* STATED PROBLEM *
From the listing that follows, output everything exactly except the pictures.
— START OF DATA SUPPLIED —
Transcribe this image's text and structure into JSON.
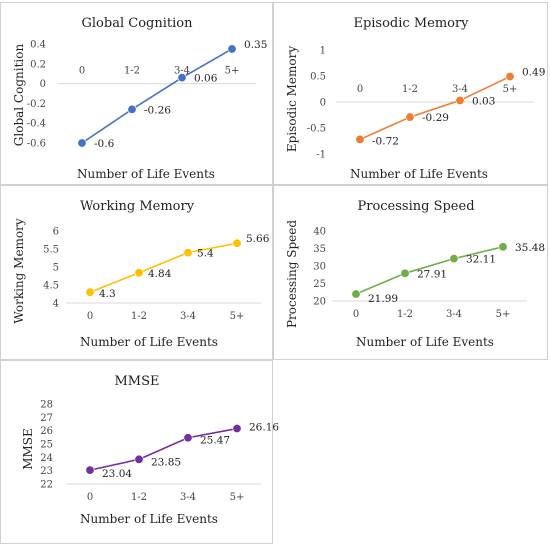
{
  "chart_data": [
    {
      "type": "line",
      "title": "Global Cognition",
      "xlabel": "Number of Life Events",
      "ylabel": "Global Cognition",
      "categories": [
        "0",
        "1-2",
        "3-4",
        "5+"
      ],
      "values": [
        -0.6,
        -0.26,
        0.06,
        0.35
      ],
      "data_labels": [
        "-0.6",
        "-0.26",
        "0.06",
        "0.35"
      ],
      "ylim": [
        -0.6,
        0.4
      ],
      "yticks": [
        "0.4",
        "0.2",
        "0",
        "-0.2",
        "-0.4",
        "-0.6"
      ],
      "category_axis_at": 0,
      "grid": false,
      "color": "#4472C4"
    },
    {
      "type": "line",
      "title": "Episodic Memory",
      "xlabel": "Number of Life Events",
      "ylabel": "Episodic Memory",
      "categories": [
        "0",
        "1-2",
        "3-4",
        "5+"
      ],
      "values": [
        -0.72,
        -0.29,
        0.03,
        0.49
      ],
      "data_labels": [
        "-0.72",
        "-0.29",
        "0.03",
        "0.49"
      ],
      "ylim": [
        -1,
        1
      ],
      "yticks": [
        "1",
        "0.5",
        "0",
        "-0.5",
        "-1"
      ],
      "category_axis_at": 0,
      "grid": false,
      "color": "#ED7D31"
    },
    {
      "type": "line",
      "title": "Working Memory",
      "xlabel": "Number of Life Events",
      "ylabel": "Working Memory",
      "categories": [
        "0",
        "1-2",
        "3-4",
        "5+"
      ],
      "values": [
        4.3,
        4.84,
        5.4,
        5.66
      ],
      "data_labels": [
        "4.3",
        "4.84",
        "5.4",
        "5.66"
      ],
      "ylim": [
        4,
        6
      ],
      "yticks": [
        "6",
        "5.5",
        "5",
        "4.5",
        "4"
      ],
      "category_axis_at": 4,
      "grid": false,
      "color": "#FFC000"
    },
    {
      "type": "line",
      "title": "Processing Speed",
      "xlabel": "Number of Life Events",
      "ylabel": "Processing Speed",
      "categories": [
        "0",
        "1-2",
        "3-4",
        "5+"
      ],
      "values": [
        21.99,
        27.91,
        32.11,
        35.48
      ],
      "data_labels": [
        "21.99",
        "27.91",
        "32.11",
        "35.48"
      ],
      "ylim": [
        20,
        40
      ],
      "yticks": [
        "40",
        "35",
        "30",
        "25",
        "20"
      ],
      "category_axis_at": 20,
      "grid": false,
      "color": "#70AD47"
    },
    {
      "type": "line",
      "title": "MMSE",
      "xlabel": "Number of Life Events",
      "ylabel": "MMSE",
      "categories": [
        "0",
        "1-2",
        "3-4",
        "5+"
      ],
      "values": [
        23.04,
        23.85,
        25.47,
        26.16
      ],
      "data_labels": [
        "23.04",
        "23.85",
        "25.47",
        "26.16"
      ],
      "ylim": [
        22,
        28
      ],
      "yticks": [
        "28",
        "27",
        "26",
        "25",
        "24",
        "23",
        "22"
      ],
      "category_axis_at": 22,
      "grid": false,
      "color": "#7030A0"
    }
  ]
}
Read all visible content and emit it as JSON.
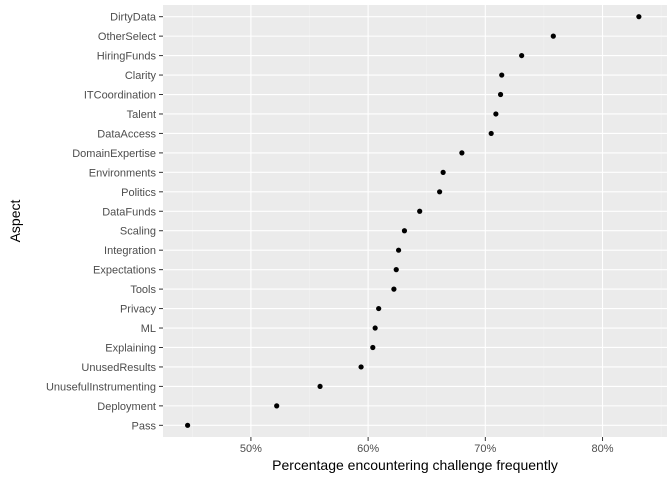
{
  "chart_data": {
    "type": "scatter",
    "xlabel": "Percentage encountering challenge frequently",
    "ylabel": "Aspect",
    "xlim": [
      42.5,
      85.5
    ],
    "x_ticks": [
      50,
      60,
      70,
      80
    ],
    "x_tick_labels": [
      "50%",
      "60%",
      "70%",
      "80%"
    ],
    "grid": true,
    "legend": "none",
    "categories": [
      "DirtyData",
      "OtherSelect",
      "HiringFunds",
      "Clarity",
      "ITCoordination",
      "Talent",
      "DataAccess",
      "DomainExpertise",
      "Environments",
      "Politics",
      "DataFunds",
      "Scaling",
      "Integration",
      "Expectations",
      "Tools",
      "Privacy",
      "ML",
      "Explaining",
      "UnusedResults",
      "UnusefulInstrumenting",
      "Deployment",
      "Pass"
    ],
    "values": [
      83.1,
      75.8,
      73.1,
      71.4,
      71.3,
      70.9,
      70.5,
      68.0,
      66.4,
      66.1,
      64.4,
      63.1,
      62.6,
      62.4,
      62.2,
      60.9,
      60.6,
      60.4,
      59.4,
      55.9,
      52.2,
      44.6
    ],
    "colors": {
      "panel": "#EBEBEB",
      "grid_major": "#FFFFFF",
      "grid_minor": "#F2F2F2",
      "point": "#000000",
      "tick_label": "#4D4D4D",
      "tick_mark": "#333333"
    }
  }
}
— END OF DATA SUPPLIED —
* EXERCISE OUTPUT *
Transcribe this image's text and structure into JSON.
{
  "chart_data": [
    {
      "type": "line",
      "title": "Global Cognition",
      "xlabel": "Number of Life Events",
      "ylabel": "Global Cognition",
      "categories": [
        "0",
        "1-2",
        "3-4",
        "5+"
      ],
      "values": [
        -0.6,
        -0.26,
        0.06,
        0.35
      ],
      "data_labels": [
        "-0.6",
        "-0.26",
        "0.06",
        "0.35"
      ],
      "ylim": [
        -0.6,
        0.4
      ],
      "yticks": [
        "0.4",
        "0.2",
        "0",
        "-0.2",
        "-0.4",
        "-0.6"
      ],
      "category_axis_at": 0,
      "grid": false,
      "color": "#4472C4"
    },
    {
      "type": "line",
      "title": "Episodic Memory",
      "xlabel": "Number of Life Events",
      "ylabel": "Episodic Memory",
      "categories": [
        "0",
        "1-2",
        "3-4",
        "5+"
      ],
      "values": [
        -0.72,
        -0.29,
        0.03,
        0.49
      ],
      "data_labels": [
        "-0.72",
        "-0.29",
        "0.03",
        "0.49"
      ],
      "ylim": [
        -1,
        1
      ],
      "yticks": [
        "1",
        "0.5",
        "0",
        "-0.5",
        "-1"
      ],
      "category_axis_at": 0,
      "grid": false,
      "color": "#ED7D31"
    },
    {
      "type": "line",
      "title": "Working Memory",
      "xlabel": "Number of Life Events",
      "ylabel": "Working Memory",
      "categories": [
        "0",
        "1-2",
        "3-4",
        "5+"
      ],
      "values": [
        4.3,
        4.84,
        5.4,
        5.66
      ],
      "data_labels": [
        "4.3",
        "4.84",
        "5.4",
        "5.66"
      ],
      "ylim": [
        4,
        6
      ],
      "yticks": [
        "6",
        "5.5",
        "5",
        "4.5",
        "4"
      ],
      "category_axis_at": 4,
      "grid": false,
      "color": "#FFC000"
    },
    {
      "type": "line",
      "title": "Processing Speed",
      "xlabel": "Number of Life Events",
      "ylabel": "Processing Speed",
      "categories": [
        "0",
        "1-2",
        "3-4",
        "5+"
      ],
      "values": [
        21.99,
        27.91,
        32.11,
        35.48
      ],
      "data_labels": [
        "21.99",
        "27.91",
        "32.11",
        "35.48"
      ],
      "ylim": [
        20,
        40
      ],
      "yticks": [
        "40",
        "35",
        "30",
        "25",
        "20"
      ],
      "category_axis_at": 20,
      "grid": false,
      "color": "#70AD47"
    },
    {
      "type": "line",
      "title": "MMSE",
      "xlabel": "Number of Life Events",
      "ylabel": "MMSE",
      "categories": [
        "0",
        "1-2",
        "3-4",
        "5+"
      ],
      "values": [
        23.04,
        23.85,
        25.47,
        26.16
      ],
      "data_labels": [
        "23.04",
        "23.85",
        "25.47",
        "26.16"
      ],
      "ylim": [
        22,
        28
      ],
      "yticks": [
        "28",
        "27",
        "26",
        "25",
        "24",
        "23",
        "22"
      ],
      "category_axis_at": 22,
      "grid": false,
      "color": "#7030A0"
    }
  ]
}
Read all visible content and emit it as JSON.
{
  "chart_data": {
    "type": "scatter",
    "xlabel": "Percentage encountering challenge frequently",
    "ylabel": "Aspect",
    "xlim": [
      42.5,
      85.5
    ],
    "x_ticks": [
      50,
      60,
      70,
      80
    ],
    "x_tick_labels": [
      "50%",
      "60%",
      "70%",
      "80%"
    ],
    "grid": true,
    "legend": "none",
    "categories": [
      "DirtyData",
      "OtherSelect",
      "HiringFunds",
      "Clarity",
      "ITCoordination",
      "Talent",
      "DataAccess",
      "DomainExpertise",
      "Environments",
      "Politics",
      "DataFunds",
      "Scaling",
      "Integration",
      "Expectations",
      "Tools",
      "Privacy",
      "ML",
      "Explaining",
      "UnusedResults",
      "UnusefulInstrumenting",
      "Deployment",
      "Pass"
    ],
    "values": [
      83.1,
      75.8,
      73.1,
      71.4,
      71.3,
      70.9,
      70.5,
      68.0,
      66.4,
      66.1,
      64.4,
      63.1,
      62.6,
      62.4,
      62.2,
      60.9,
      60.6,
      60.4,
      59.4,
      55.9,
      52.2,
      44.6
    ],
    "colors": {
      "panel": "#EBEBEB",
      "grid_major": "#FFFFFF",
      "grid_minor": "#F2F2F2",
      "point": "#000000",
      "tick_label": "#4D4D4D",
      "tick_mark": "#333333"
    }
  }
}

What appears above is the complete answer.